Description of the task: Write the data below out exactly as it stands. Do not include the pictures.

Entries supplied:
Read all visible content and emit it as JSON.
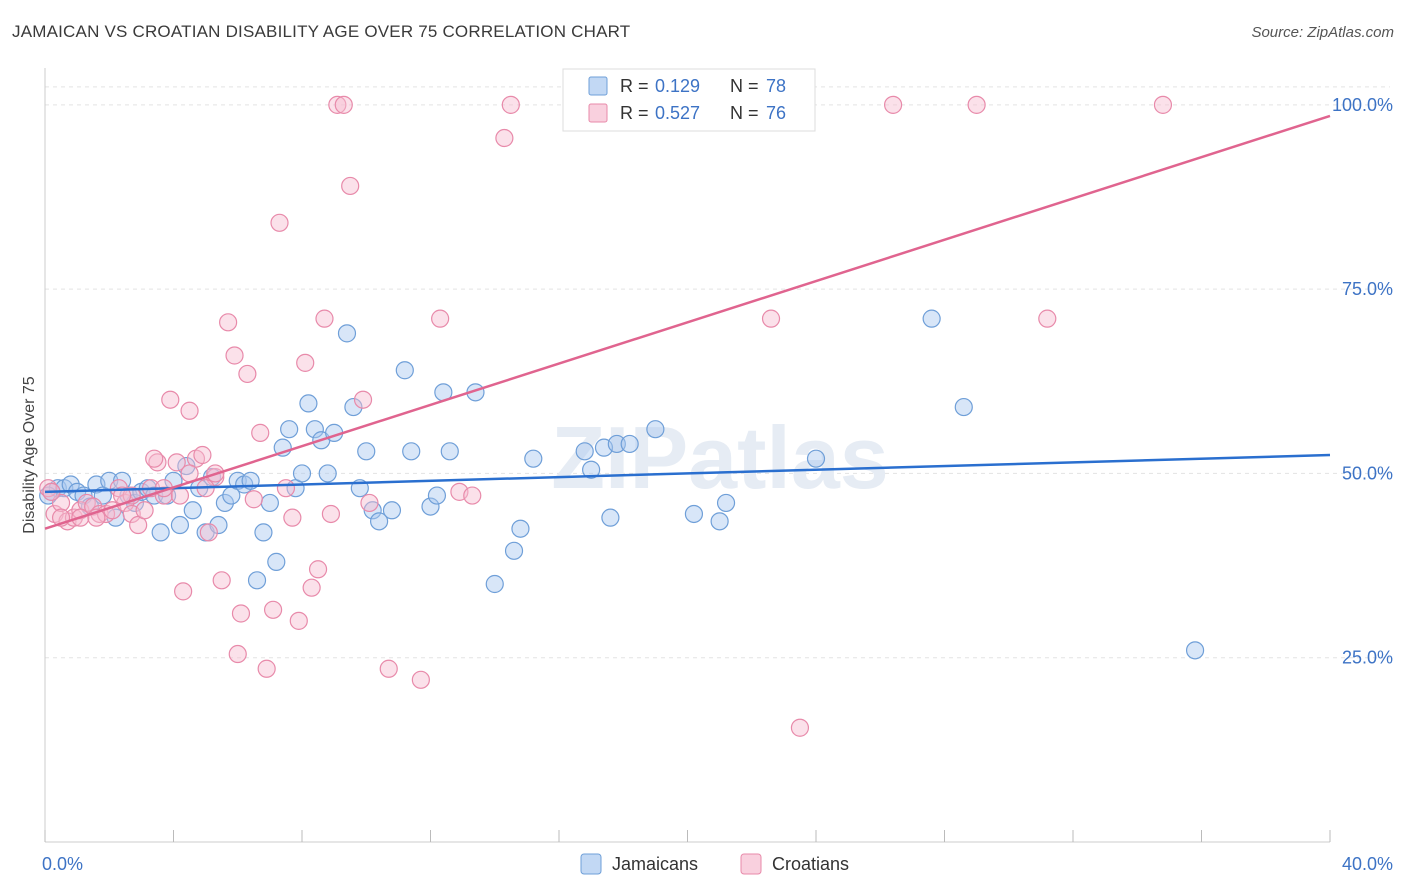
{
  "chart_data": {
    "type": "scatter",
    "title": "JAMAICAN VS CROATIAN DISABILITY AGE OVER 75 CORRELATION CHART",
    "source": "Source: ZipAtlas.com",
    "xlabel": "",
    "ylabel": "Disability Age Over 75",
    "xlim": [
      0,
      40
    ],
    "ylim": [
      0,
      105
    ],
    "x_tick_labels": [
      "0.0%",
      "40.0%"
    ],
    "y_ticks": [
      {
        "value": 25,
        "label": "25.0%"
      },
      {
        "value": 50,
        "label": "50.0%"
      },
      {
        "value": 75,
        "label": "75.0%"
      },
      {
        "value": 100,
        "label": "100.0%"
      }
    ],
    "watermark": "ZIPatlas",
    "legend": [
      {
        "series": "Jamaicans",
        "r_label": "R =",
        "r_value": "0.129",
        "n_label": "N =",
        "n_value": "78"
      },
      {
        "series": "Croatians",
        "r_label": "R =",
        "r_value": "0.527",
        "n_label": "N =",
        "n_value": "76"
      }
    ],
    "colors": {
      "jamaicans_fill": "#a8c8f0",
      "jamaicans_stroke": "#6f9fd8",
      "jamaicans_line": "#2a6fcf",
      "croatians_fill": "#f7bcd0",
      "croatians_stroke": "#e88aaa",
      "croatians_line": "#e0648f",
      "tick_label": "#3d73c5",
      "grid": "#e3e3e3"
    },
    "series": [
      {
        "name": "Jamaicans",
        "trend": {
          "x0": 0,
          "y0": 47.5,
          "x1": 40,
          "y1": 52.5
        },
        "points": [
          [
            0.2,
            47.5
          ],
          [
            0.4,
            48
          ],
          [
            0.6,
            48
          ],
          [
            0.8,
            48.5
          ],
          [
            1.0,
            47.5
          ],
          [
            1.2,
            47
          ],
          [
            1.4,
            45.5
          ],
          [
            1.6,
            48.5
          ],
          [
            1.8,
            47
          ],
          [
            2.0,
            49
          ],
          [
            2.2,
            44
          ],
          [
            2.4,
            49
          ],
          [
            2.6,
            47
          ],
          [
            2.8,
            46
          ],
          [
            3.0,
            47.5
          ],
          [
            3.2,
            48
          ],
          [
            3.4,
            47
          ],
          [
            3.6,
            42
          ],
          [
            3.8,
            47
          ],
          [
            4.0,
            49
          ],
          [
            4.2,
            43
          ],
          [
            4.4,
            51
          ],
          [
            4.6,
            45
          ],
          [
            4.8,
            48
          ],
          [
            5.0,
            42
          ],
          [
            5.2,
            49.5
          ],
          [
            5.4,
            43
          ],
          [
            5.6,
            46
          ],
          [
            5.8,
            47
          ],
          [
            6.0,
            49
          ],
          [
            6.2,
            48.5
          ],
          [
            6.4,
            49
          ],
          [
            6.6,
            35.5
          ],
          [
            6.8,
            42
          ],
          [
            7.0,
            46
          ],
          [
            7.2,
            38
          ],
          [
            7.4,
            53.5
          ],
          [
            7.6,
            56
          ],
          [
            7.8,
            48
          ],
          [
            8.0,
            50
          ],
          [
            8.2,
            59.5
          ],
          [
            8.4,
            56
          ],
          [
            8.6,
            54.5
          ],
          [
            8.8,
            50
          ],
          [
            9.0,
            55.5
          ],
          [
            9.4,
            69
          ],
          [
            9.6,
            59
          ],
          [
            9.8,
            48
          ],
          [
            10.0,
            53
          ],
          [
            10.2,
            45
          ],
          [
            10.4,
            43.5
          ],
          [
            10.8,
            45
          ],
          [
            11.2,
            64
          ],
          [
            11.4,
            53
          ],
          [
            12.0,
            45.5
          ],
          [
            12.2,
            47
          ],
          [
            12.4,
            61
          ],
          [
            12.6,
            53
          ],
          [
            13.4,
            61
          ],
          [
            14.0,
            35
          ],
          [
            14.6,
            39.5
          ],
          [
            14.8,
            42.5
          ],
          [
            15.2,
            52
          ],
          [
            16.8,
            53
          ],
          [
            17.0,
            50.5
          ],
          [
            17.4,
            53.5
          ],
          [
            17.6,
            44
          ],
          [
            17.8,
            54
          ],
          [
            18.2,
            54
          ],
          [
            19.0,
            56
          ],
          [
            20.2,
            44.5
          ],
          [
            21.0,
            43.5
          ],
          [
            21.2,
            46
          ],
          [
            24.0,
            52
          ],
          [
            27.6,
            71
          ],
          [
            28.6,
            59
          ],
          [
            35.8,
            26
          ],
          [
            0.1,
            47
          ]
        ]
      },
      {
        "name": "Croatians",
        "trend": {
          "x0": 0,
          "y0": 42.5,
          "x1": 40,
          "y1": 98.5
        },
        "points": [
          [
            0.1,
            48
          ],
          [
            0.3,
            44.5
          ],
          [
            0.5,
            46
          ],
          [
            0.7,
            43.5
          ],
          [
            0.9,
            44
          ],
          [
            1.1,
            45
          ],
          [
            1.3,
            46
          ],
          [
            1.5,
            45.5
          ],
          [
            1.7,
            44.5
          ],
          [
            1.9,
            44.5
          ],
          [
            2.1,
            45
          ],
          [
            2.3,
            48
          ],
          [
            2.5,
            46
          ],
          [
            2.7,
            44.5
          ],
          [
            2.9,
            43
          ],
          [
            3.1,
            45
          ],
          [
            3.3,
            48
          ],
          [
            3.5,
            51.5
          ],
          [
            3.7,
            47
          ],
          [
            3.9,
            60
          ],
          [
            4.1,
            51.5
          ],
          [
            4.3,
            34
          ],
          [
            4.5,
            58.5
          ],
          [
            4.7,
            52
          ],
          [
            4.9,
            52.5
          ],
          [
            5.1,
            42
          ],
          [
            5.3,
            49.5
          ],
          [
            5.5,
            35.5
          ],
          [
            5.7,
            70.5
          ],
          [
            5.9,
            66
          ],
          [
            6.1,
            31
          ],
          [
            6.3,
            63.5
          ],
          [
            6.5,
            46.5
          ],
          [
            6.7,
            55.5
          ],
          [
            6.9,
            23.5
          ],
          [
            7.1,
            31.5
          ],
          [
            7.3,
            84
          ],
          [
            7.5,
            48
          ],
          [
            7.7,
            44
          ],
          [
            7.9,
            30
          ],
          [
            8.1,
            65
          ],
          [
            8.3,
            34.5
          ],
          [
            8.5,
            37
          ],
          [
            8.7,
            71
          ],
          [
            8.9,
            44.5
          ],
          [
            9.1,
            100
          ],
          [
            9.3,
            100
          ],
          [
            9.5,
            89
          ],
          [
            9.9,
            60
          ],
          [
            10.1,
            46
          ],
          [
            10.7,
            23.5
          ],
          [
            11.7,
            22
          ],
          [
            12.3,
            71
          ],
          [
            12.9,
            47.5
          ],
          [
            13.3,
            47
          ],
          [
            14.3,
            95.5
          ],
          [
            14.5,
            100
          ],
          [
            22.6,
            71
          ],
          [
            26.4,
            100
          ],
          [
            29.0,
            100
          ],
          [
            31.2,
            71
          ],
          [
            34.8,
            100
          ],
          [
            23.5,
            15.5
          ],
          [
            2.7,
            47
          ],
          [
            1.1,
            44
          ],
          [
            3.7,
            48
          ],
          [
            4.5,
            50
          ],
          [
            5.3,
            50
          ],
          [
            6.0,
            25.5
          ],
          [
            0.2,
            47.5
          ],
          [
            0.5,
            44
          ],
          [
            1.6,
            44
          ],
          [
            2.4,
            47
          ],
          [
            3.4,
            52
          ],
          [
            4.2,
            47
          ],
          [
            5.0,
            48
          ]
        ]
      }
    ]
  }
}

Solution to this exercise:
Read all visible content and emit it as JSON.
{
  "chart_data": {
    "type": "scatter",
    "title": "JAMAICAN VS CROATIAN DISABILITY AGE OVER 75 CORRELATION CHART",
    "source": "Source: ZipAtlas.com",
    "xlabel": "",
    "ylabel": "Disability Age Over 75",
    "xlim": [
      0,
      40
    ],
    "ylim": [
      0,
      105
    ],
    "x_tick_labels": [
      "0.0%",
      "40.0%"
    ],
    "y_ticks": [
      {
        "value": 25,
        "label": "25.0%"
      },
      {
        "value": 50,
        "label": "50.0%"
      },
      {
        "value": 75,
        "label": "75.0%"
      },
      {
        "value": 100,
        "label": "100.0%"
      }
    ],
    "watermark": "ZIPatlas",
    "legend": [
      {
        "series": "Jamaicans",
        "r_label": "R =",
        "r_value": "0.129",
        "n_label": "N =",
        "n_value": "78"
      },
      {
        "series": "Croatians",
        "r_label": "R =",
        "r_value": "0.527",
        "n_label": "N =",
        "n_value": "76"
      }
    ],
    "colors": {
      "jamaicans_fill": "#a8c8f0",
      "jamaicans_stroke": "#6f9fd8",
      "jamaicans_line": "#2a6fcf",
      "croatians_fill": "#f7bcd0",
      "croatians_stroke": "#e88aaa",
      "croatians_line": "#e0648f",
      "tick_label": "#3d73c5",
      "grid": "#e3e3e3"
    },
    "series": [
      {
        "name": "Jamaicans",
        "trend": {
          "x0": 0,
          "y0": 47.5,
          "x1": 40,
          "y1": 52.5
        },
        "points": [
          [
            0.2,
            47.5
          ],
          [
            0.4,
            48
          ],
          [
            0.6,
            48
          ],
          [
            0.8,
            48.5
          ],
          [
            1.0,
            47.5
          ],
          [
            1.2,
            47
          ],
          [
            1.4,
            45.5
          ],
          [
            1.6,
            48.5
          ],
          [
            1.8,
            47
          ],
          [
            2.0,
            49
          ],
          [
            2.2,
            44
          ],
          [
            2.4,
            49
          ],
          [
            2.6,
            47
          ],
          [
            2.8,
            46
          ],
          [
            3.0,
            47.5
          ],
          [
            3.2,
            48
          ],
          [
            3.4,
            47
          ],
          [
            3.6,
            42
          ],
          [
            3.8,
            47
          ],
          [
            4.0,
            49
          ],
          [
            4.2,
            43
          ],
          [
            4.4,
            51
          ],
          [
            4.6,
            45
          ],
          [
            4.8,
            48
          ],
          [
            5.0,
            42
          ],
          [
            5.2,
            49.5
          ],
          [
            5.4,
            43
          ],
          [
            5.6,
            46
          ],
          [
            5.8,
            47
          ],
          [
            6.0,
            49
          ],
          [
            6.2,
            48.5
          ],
          [
            6.4,
            49
          ],
          [
            6.6,
            35.5
          ],
          [
            6.8,
            42
          ],
          [
            7.0,
            46
          ],
          [
            7.2,
            38
          ],
          [
            7.4,
            53.5
          ],
          [
            7.6,
            56
          ],
          [
            7.8,
            48
          ],
          [
            8.0,
            50
          ],
          [
            8.2,
            59.5
          ],
          [
            8.4,
            56
          ],
          [
            8.6,
            54.5
          ],
          [
            8.8,
            50
          ],
          [
            9.0,
            55.5
          ],
          [
            9.4,
            69
          ],
          [
            9.6,
            59
          ],
          [
            9.8,
            48
          ],
          [
            10.0,
            53
          ],
          [
            10.2,
            45
          ],
          [
            10.4,
            43.5
          ],
          [
            10.8,
            45
          ],
          [
            11.2,
            64
          ],
          [
            11.4,
            53
          ],
          [
            12.0,
            45.5
          ],
          [
            12.2,
            47
          ],
          [
            12.4,
            61
          ],
          [
            12.6,
            53
          ],
          [
            13.4,
            61
          ],
          [
            14.0,
            35
          ],
          [
            14.6,
            39.5
          ],
          [
            14.8,
            42.5
          ],
          [
            15.2,
            52
          ],
          [
            16.8,
            53
          ],
          [
            17.0,
            50.5
          ],
          [
            17.4,
            53.5
          ],
          [
            17.6,
            44
          ],
          [
            17.8,
            54
          ],
          [
            18.2,
            54
          ],
          [
            19.0,
            56
          ],
          [
            20.2,
            44.5
          ],
          [
            21.0,
            43.5
          ],
          [
            21.2,
            46
          ],
          [
            24.0,
            52
          ],
          [
            27.6,
            71
          ],
          [
            28.6,
            59
          ],
          [
            35.8,
            26
          ],
          [
            0.1,
            47
          ]
        ]
      },
      {
        "name": "Croatians",
        "trend": {
          "x0": 0,
          "y0": 42.5,
          "x1": 40,
          "y1": 98.5
        },
        "points": [
          [
            0.1,
            48
          ],
          [
            0.3,
            44.5
          ],
          [
            0.5,
            46
          ],
          [
            0.7,
            43.5
          ],
          [
            0.9,
            44
          ],
          [
            1.1,
            45
          ],
          [
            1.3,
            46
          ],
          [
            1.5,
            45.5
          ],
          [
            1.7,
            44.5
          ],
          [
            1.9,
            44.5
          ],
          [
            2.1,
            45
          ],
          [
            2.3,
            48
          ],
          [
            2.5,
            46
          ],
          [
            2.7,
            44.5
          ],
          [
            2.9,
            43
          ],
          [
            3.1,
            45
          ],
          [
            3.3,
            48
          ],
          [
            3.5,
            51.5
          ],
          [
            3.7,
            47
          ],
          [
            3.9,
            60
          ],
          [
            4.1,
            51.5
          ],
          [
            4.3,
            34
          ],
          [
            4.5,
            58.5
          ],
          [
            4.7,
            52
          ],
          [
            4.9,
            52.5
          ],
          [
            5.1,
            42
          ],
          [
            5.3,
            49.5
          ],
          [
            5.5,
            35.5
          ],
          [
            5.7,
            70.5
          ],
          [
            5.9,
            66
          ],
          [
            6.1,
            31
          ],
          [
            6.3,
            63.5
          ],
          [
            6.5,
            46.5
          ],
          [
            6.7,
            55.5
          ],
          [
            6.9,
            23.5
          ],
          [
            7.1,
            31.5
          ],
          [
            7.3,
            84
          ],
          [
            7.5,
            48
          ],
          [
            7.7,
            44
          ],
          [
            7.9,
            30
          ],
          [
            8.1,
            65
          ],
          [
            8.3,
            34.5
          ],
          [
            8.5,
            37
          ],
          [
            8.7,
            71
          ],
          [
            8.9,
            44.5
          ],
          [
            9.1,
            100
          ],
          [
            9.3,
            100
          ],
          [
            9.5,
            89
          ],
          [
            9.9,
            60
          ],
          [
            10.1,
            46
          ],
          [
            10.7,
            23.5
          ],
          [
            11.7,
            22
          ],
          [
            12.3,
            71
          ],
          [
            12.9,
            47.5
          ],
          [
            13.3,
            47
          ],
          [
            14.3,
            95.5
          ],
          [
            14.5,
            100
          ],
          [
            22.6,
            71
          ],
          [
            26.4,
            100
          ],
          [
            29.0,
            100
          ],
          [
            31.2,
            71
          ],
          [
            34.8,
            100
          ],
          [
            23.5,
            15.5
          ],
          [
            2.7,
            47
          ],
          [
            1.1,
            44
          ],
          [
            3.7,
            48
          ],
          [
            4.5,
            50
          ],
          [
            5.3,
            50
          ],
          [
            6.0,
            25.5
          ],
          [
            0.2,
            47.5
          ],
          [
            0.5,
            44
          ],
          [
            1.6,
            44
          ],
          [
            2.4,
            47
          ],
          [
            3.4,
            52
          ],
          [
            4.2,
            47
          ],
          [
            5.0,
            48
          ]
        ]
      }
    ]
  }
}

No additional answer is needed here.